··· Input records ···

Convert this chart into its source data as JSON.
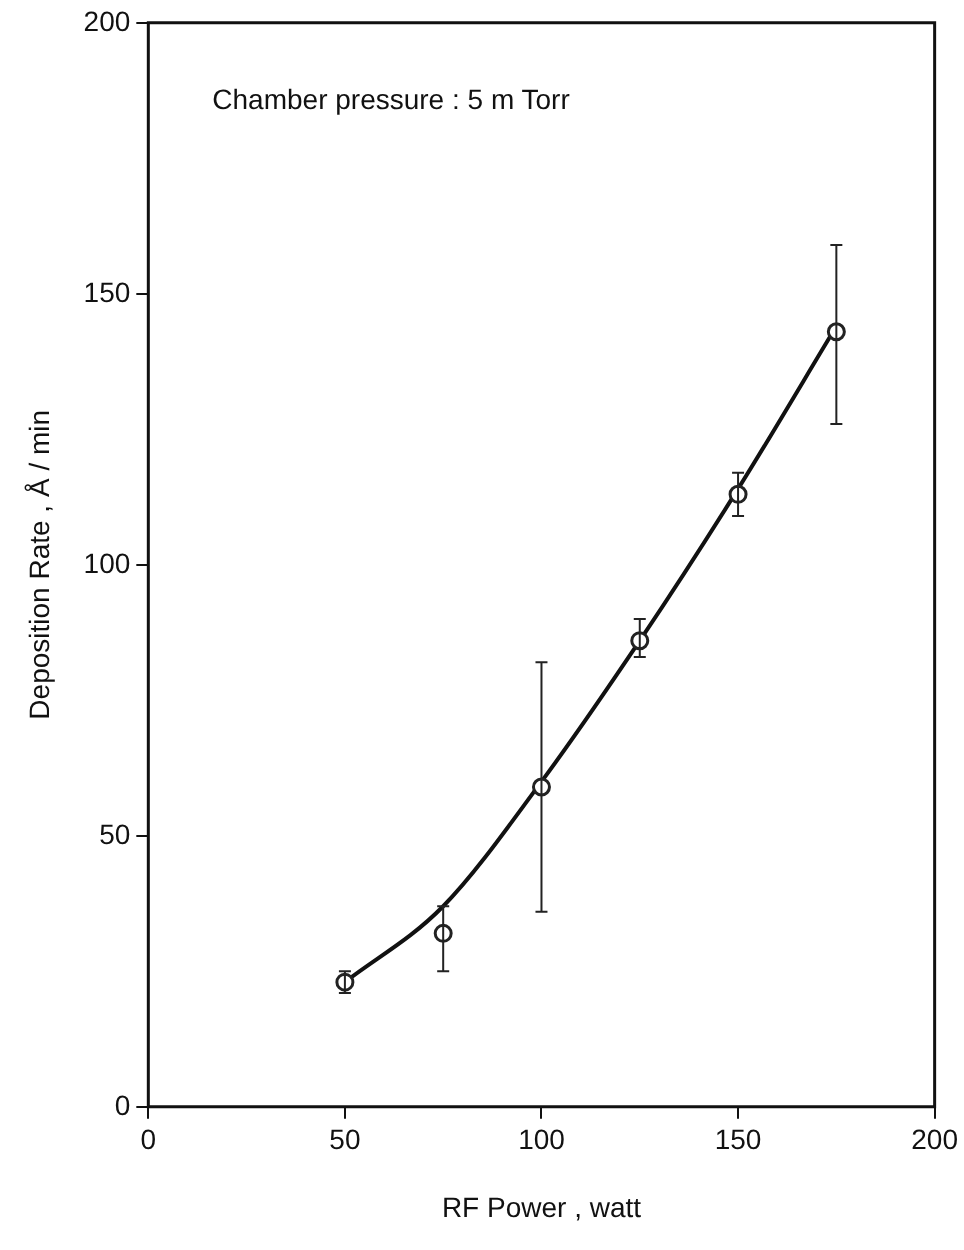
{
  "chart_data": {
    "type": "scatter",
    "xlabel": "RF Power , watt",
    "ylabel": "Deposition Rate , Å / min",
    "annotations": [
      "Chamber pressure : 5 m Torr"
    ],
    "xlim": [
      0,
      200
    ],
    "xticks": [
      0,
      50,
      100,
      150,
      200
    ],
    "ylim": [
      0,
      200
    ],
    "yticks": [
      0,
      50,
      100,
      150,
      200
    ],
    "grid": false,
    "legend": false,
    "marker": "circle",
    "series": [
      {
        "color": "#222222",
        "x": [
          50,
          75,
          100,
          125,
          150,
          175
        ],
        "values": [
          23,
          32,
          59,
          86,
          113,
          143
        ],
        "errors": [
          2,
          [
            25,
            37
          ],
          [
            36,
            82
          ],
          [
            83,
            90
          ],
          [
            109,
            117
          ],
          [
            126,
            159
          ]
        ]
      },
      {
        "type": "line",
        "color": "#111111",
        "marker": "none",
        "line_style": "solid",
        "x": [
          50,
          75,
          100,
          125,
          150,
          175
        ],
        "values": [
          23,
          37,
          60,
          86,
          114,
          144
        ]
      }
    ]
  }
}
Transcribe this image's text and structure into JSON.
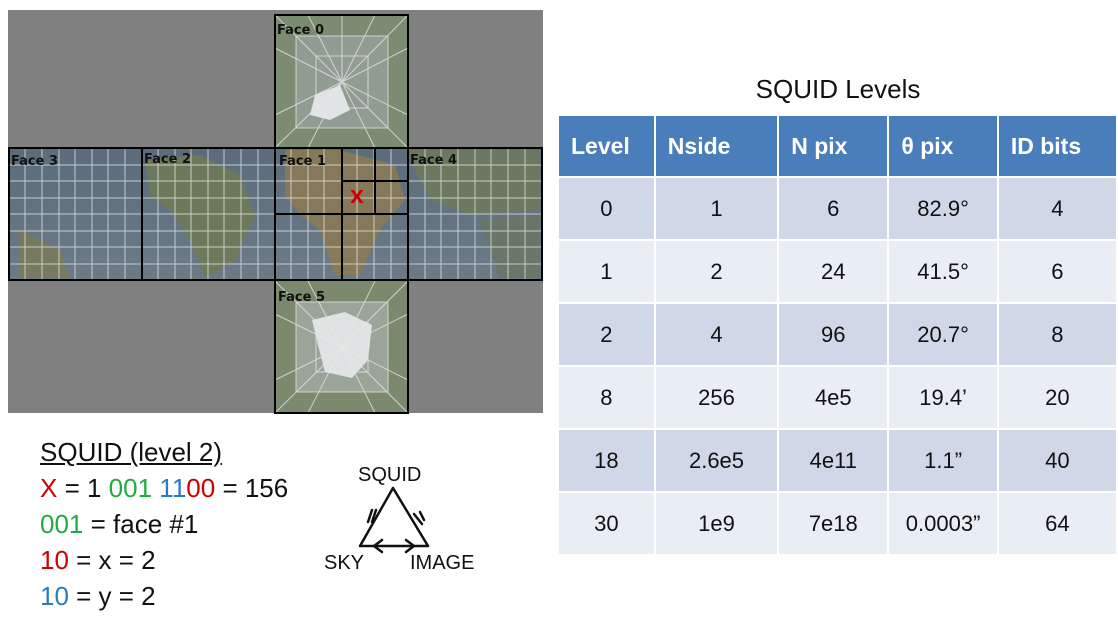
{
  "cube": {
    "faces": [
      "Face 0",
      "Face 1",
      "Face 2",
      "Face 3",
      "Face 4",
      "Face 5"
    ],
    "marker": "X"
  },
  "table": {
    "title": "SQUID Levels",
    "headers": [
      "Level",
      "Nside",
      "N pix",
      "θ pix",
      "ID bits"
    ],
    "rows": [
      [
        "0",
        "1",
        "6",
        "82.9°",
        "4"
      ],
      [
        "1",
        "2",
        "24",
        "41.5°",
        "6"
      ],
      [
        "2",
        "4",
        "96",
        "20.7°",
        "8"
      ],
      [
        "8",
        "256",
        "4e5",
        "19.4’",
        "20"
      ],
      [
        "18",
        "2.6e5",
        "4e11",
        "1.1”",
        "40"
      ],
      [
        "30",
        "1e9",
        "7e18",
        "0.0003”",
        "64"
      ]
    ]
  },
  "legend": {
    "title": "SQUID (level 2)",
    "line1": {
      "x": "X",
      "eq1": " = 1 ",
      "face_bits": "001",
      "sp": " ",
      "x_bits": "11",
      "y_bits": "00",
      "eq2": " = 156"
    },
    "line2": {
      "bits": "001",
      "text": " = face #1"
    },
    "line3": {
      "bits": "10",
      "text": " = x = 2"
    },
    "line4": {
      "bits": "10",
      "text": " = y = 2"
    }
  },
  "triangle": {
    "top": "SQUID",
    "left": "SKY",
    "right": "IMAGE"
  },
  "colors": {
    "header": "#4a7ebb",
    "red": "#cc0000",
    "green": "#22aa44",
    "blue": "#2a7ac0",
    "background_gray": "#808080"
  }
}
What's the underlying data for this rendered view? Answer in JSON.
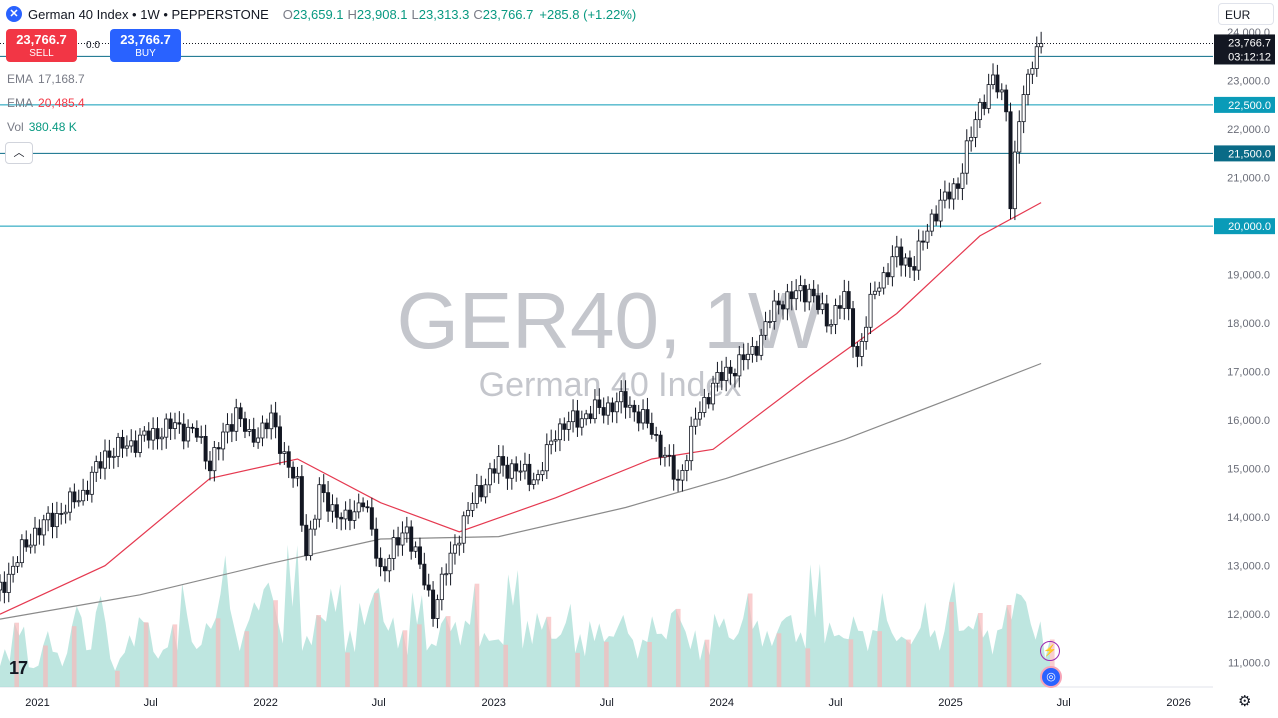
{
  "header": {
    "title": "German 40 Index • 1W • PEPPERSTONE",
    "open_label": "O",
    "open": "23,659.1",
    "high_label": "H",
    "high": "23,908.1",
    "low_label": "L",
    "low": "23,313.3",
    "close_label": "C",
    "close": "23,766.7",
    "change": "+285.8 (+1.22%)"
  },
  "trade": {
    "sell_price": "23,766.7",
    "sell_label": "SELL",
    "spread": "0.0",
    "buy_price": "23,766.7",
    "buy_label": "BUY"
  },
  "indicators": [
    {
      "key": "EMA",
      "value": "17,168.7",
      "color": "#787b86"
    },
    {
      "key": "EMA",
      "value": "20,485.4",
      "color": "#f23645"
    },
    {
      "key": "Vol",
      "value": "380.48 K",
      "color": "#089981"
    }
  ],
  "currency": "EUR",
  "collapse_icon": "chevron-up-icon",
  "watermark": {
    "symbol": "GER40, 1W",
    "name": "German 40 Index"
  },
  "chart_data": {
    "type": "candlestick",
    "y_axis": {
      "min": 10500,
      "max": 24250,
      "ticks": [
        "24,000.0",
        "23,000.0",
        "22,000.0",
        "21,000.0",
        "20,000.0",
        "19,000.0",
        "18,000.0",
        "17,000.0",
        "16,000.0",
        "15,000.0",
        "14,000.0",
        "13,000.0",
        "12,000.0",
        "11,000.0"
      ],
      "tick_values": [
        24000,
        23000,
        22000,
        21000,
        20000,
        19000,
        18000,
        17000,
        16000,
        15000,
        14000,
        13000,
        12000,
        11000
      ]
    },
    "x_axis": {
      "labels": [
        "2021",
        "Jul",
        "2022",
        "Jul",
        "2023",
        "Jul",
        "2024",
        "Jul",
        "2025",
        "Jul",
        "2026"
      ],
      "dates": [
        "2021-01-01",
        "2021-07-01",
        "2022-01-01",
        "2022-07-01",
        "2023-01-01",
        "2023-07-01",
        "2024-01-01",
        "2024-07-01",
        "2025-01-01",
        "2025-07-01",
        "2026-01-01"
      ],
      "start": "2020-11-02",
      "end": "2026-02-25"
    },
    "horizontal_lines": [
      {
        "value": 23500,
        "label": "23,500.0",
        "color": "#0a6b87"
      },
      {
        "value": 22500,
        "label": "22,500.0",
        "color": "#0a9bb8"
      },
      {
        "value": 21500,
        "label": "21,500.0",
        "color": "#0a6b87"
      },
      {
        "value": 20000,
        "label": "20,000.0",
        "color": "#0a9bb8"
      }
    ],
    "current": {
      "value": 23766.7,
      "label": "23,766.7",
      "countdown": "03:12:12"
    },
    "price_path": [
      [
        "2020-11-02",
        12500
      ],
      [
        "2020-12-07",
        13300
      ],
      [
        "2020-12-28",
        13700
      ],
      [
        "2021-02-01",
        14050
      ],
      [
        "2021-03-15",
        14500
      ],
      [
        "2021-04-19",
        15300
      ],
      [
        "2021-06-14",
        15600
      ],
      [
        "2021-08-09",
        15900
      ],
      [
        "2021-09-13",
        15700
      ],
      [
        "2021-10-04",
        15100
      ],
      [
        "2021-11-15",
        16200
      ],
      [
        "2021-12-06",
        15600
      ],
      [
        "2022-01-10",
        16000
      ],
      [
        "2022-02-21",
        14600
      ],
      [
        "2022-03-07",
        13300
      ],
      [
        "2022-03-28",
        14500
      ],
      [
        "2022-05-09",
        13900
      ],
      [
        "2022-06-06",
        14400
      ],
      [
        "2022-07-04",
        12900
      ],
      [
        "2022-08-15",
        13800
      ],
      [
        "2022-09-26",
        12100
      ],
      [
        "2022-11-07",
        13700
      ],
      [
        "2022-12-05",
        14500
      ],
      [
        "2023-01-09",
        15100
      ],
      [
        "2023-03-13",
        14800
      ],
      [
        "2023-04-10",
        15800
      ],
      [
        "2023-06-12",
        16200
      ],
      [
        "2023-07-31",
        16400
      ],
      [
        "2023-09-11",
        15800
      ],
      [
        "2023-10-23",
        14700
      ],
      [
        "2023-11-20",
        16000
      ],
      [
        "2023-12-18",
        16750
      ],
      [
        "2024-02-19",
        17400
      ],
      [
        "2024-04-01",
        18450
      ],
      [
        "2024-05-20",
        18700
      ],
      [
        "2024-06-17",
        18000
      ],
      [
        "2024-07-15",
        18550
      ],
      [
        "2024-08-05",
        17300
      ],
      [
        "2024-09-02",
        18700
      ],
      [
        "2024-10-07",
        19400
      ],
      [
        "2024-11-04",
        19200
      ],
      [
        "2024-12-02",
        20200
      ],
      [
        "2025-01-13",
        20900
      ],
      [
        "2025-02-17",
        22500
      ],
      [
        "2025-03-10",
        23000
      ],
      [
        "2025-03-31",
        22500
      ],
      [
        "2025-04-07",
        20500
      ],
      [
        "2025-04-21",
        22200
      ],
      [
        "2025-05-12",
        23500
      ],
      [
        "2025-05-26",
        23766.7
      ]
    ],
    "ema_red": [
      [
        "2020-11-02",
        12000
      ],
      [
        "2021-04-19",
        13000
      ],
      [
        "2021-10-04",
        14800
      ],
      [
        "2022-02-21",
        15200
      ],
      [
        "2022-07-04",
        14300
      ],
      [
        "2022-11-07",
        13700
      ],
      [
        "2023-04-10",
        14400
      ],
      [
        "2023-09-11",
        15200
      ],
      [
        "2023-12-18",
        15400
      ],
      [
        "2024-05-20",
        16900
      ],
      [
        "2024-10-07",
        18200
      ],
      [
        "2025-02-17",
        19800
      ],
      [
        "2025-05-26",
        20485.4
      ]
    ],
    "ema_gray": [
      [
        "2020-11-02",
        11900
      ],
      [
        "2021-06-14",
        12400
      ],
      [
        "2022-01-10",
        13050
      ],
      [
        "2022-07-04",
        13550
      ],
      [
        "2023-01-09",
        13600
      ],
      [
        "2023-07-31",
        14200
      ],
      [
        "2024-01-08",
        14800
      ],
      [
        "2024-07-15",
        15600
      ],
      [
        "2025-01-13",
        16500
      ],
      [
        "2025-05-26",
        17168.7
      ]
    ],
    "volume_path": [
      0.2,
      0.35,
      0.12,
      0.3,
      0.18,
      0.45,
      0.22,
      0.5,
      0.15,
      0.28,
      0.4,
      0.2,
      0.33,
      0.55,
      0.25,
      0.38,
      0.7,
      0.3,
      0.48,
      0.6,
      0.35,
      0.75,
      0.28,
      0.42,
      0.55,
      0.3,
      0.45,
      0.6,
      0.38,
      0.3,
      0.5,
      0.25,
      0.4,
      0.35,
      0.55,
      0.3,
      0.28,
      0.62,
      0.35,
      0.4,
      0.3,
      0.45,
      0.28,
      0.35,
      0.3,
      0.4,
      0.25,
      0.38,
      0.3,
      0.45,
      0.3,
      0.25,
      0.4,
      0.3,
      0.5,
      0.35,
      0.3,
      0.42,
      0.3,
      0.65,
      0.35,
      0.3,
      0.4,
      0.3,
      0.5,
      0.3,
      0.28,
      0.45,
      0.3,
      0.6,
      0.35,
      0.4,
      0.3,
      0.45,
      0.55,
      0.35,
      0.25
    ]
  }
}
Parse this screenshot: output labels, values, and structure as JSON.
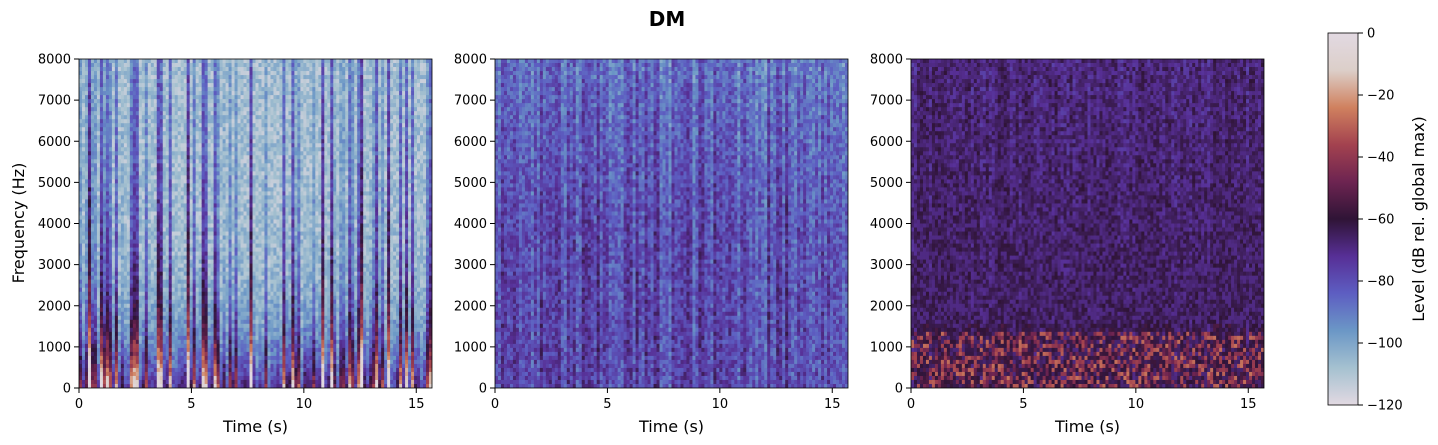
{
  "figure": {
    "title": "DM",
    "ylabel": "Frequency (Hz)",
    "colors": {
      "colormap": [
        "#e2d9e2",
        "#a5c1d0",
        "#6b97c6",
        "#5d5ec2",
        "#572f96",
        "#2f1436",
        "#6d2451",
        "#a3424f",
        "#d0815f",
        "#dccfc9",
        "#e2d9e2"
      ]
    }
  },
  "chart_data": [
    {
      "type": "heatmap",
      "title": "",
      "xlabel": "Time (s)",
      "ylabel": "Frequency (Hz)",
      "xlim": [
        0,
        15.7
      ],
      "ylim": [
        0,
        8000
      ],
      "xticks": [
        0,
        5,
        10,
        15
      ],
      "yticks": [
        0,
        1000,
        2000,
        3000,
        4000,
        5000,
        6000,
        7000,
        8000
      ],
      "z_unit": "dB rel. global max",
      "z_range": [
        -120,
        0
      ],
      "description_level": "mostly quiet (light) with dark voiced energy below 2000 Hz"
    },
    {
      "type": "heatmap",
      "title": "",
      "xlabel": "Time (s)",
      "ylabel": "",
      "xlim": [
        0,
        15.7
      ],
      "ylim": [
        0,
        8000
      ],
      "xticks": [
        0,
        5,
        10,
        15
      ],
      "yticks": [
        0,
        1000,
        2000,
        3000,
        4000,
        5000,
        6000,
        7000,
        8000
      ],
      "z_unit": "dB rel. global max",
      "z_range": [
        -120,
        0
      ],
      "description_level": "diffuse low-level noise, blue tones"
    },
    {
      "type": "heatmap",
      "title": "",
      "xlabel": "Time (s)",
      "ylabel": "",
      "xlim": [
        0,
        15.7
      ],
      "ylim": [
        0,
        8000
      ],
      "xticks": [
        0,
        5,
        10,
        15
      ],
      "yticks": [
        0,
        1000,
        2000,
        3000,
        4000,
        5000,
        6000,
        7000,
        8000
      ],
      "z_unit": "dB rel. global max",
      "z_range": [
        -120,
        0
      ],
      "description_level": "dense purple energy, harmonics below 1500 Hz"
    }
  ],
  "colorbar": {
    "label": "Level (dB rel. global max)",
    "ticks": [
      0,
      -20,
      -40,
      -60,
      -80,
      -100,
      -120
    ],
    "range": [
      -120,
      0
    ]
  }
}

···

**Stated task**
Which lines hold the word "title"? Return all of them from the records above.

**Exercise solution**
    "title": "SQUID Levels",
    "title": "SQUID (level 2)",
    "title": "German 40 Index • 1W • PEPPERSTONE",
    "title": "DM",
      "title": "",
      "title": "",
      "title": "",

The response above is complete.